Data records:
*-*-*

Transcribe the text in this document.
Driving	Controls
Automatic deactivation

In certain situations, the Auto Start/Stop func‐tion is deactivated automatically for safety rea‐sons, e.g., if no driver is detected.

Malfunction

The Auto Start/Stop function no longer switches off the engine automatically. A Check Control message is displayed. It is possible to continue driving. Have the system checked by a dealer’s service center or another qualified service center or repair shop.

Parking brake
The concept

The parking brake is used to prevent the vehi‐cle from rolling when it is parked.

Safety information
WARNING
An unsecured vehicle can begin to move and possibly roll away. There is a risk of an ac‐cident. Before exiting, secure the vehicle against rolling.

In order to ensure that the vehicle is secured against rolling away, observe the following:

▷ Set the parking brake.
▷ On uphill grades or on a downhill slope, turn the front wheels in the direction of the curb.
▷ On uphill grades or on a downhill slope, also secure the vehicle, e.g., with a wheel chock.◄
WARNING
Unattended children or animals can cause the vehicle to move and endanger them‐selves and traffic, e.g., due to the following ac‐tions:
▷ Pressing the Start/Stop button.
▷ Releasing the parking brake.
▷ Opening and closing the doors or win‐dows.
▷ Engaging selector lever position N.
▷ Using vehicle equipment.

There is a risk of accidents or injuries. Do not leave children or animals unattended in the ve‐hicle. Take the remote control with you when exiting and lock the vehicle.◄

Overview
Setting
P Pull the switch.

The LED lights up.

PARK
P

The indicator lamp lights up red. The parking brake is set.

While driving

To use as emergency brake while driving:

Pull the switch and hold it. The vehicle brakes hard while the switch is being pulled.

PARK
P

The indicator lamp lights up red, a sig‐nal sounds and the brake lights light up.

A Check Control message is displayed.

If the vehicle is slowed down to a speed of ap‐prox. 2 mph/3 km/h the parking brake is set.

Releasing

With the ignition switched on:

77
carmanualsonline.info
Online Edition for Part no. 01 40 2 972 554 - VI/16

*-*-*

Write every entry out again exactly.

> Task answer
Transcribe the text in this document.
Driving	Controls
Automatic deactivation

In certain situations, the Auto Start/Stop func‐tion is deactivated automatically for safety rea‐sons, e.g., if no driver is detected.

Malfunction

The Auto Start/Stop function no longer switches off the engine automatically. A Check Control message is displayed. It is possible to continue driving. Have the system checked by a dealer’s service center or another qualified service center or repair shop.

Parking brake
The concept

The parking brake is used to prevent the vehi‐cle from rolling when it is parked.

Safety information
WARNING
An unsecured vehicle can begin to move and possibly roll away. There is a risk of an ac‐cident. Before exiting, secure the vehicle against rolling.

In order to ensure that the vehicle is secured against rolling away, observe the following:

▷ Set the parking brake.
▷ On uphill grades or on a downhill slope, turn the front wheels in the direction of the curb.
▷ On uphill grades or on a downhill slope, also secure the vehicle, e.g., with a wheel chock.◄
WARNING
Unattended children or animals can cause the vehicle to move and endanger them‐selves and traffic, e.g., due to the following ac‐tions:
▷ Pressing the Start/Stop button.
▷ Releasing the parking brake.
▷ Opening and closing the doors or win‐dows.
▷ Engaging selector lever position N.
▷ Using vehicle equipment.

There is a risk of accidents or injuries. Do not leave children or animals unattended in the ve‐hicle. Take the remote control with you when exiting and lock the vehicle.◄

Overview
Setting
P Pull the switch.

The LED lights up.

PARK
P

The indicator lamp lights up red. The parking brake is set.

While driving

To use as emergency brake while driving:

Pull the switch and hold it. The vehicle brakes hard while the switch is being pulled.

PARK
P

The indicator lamp lights up red, a sig‐nal sounds and the brake lights light up.

A Check Control message is displayed.

If the vehicle is slowed down to a speed of ap‐prox. 2 mph/3 km/h the parking brake is set.

Releasing

With the ignition switched on:

77
carmanualsonline.info
Online Edition for Part no. 01 40 2 972 554 - VI/16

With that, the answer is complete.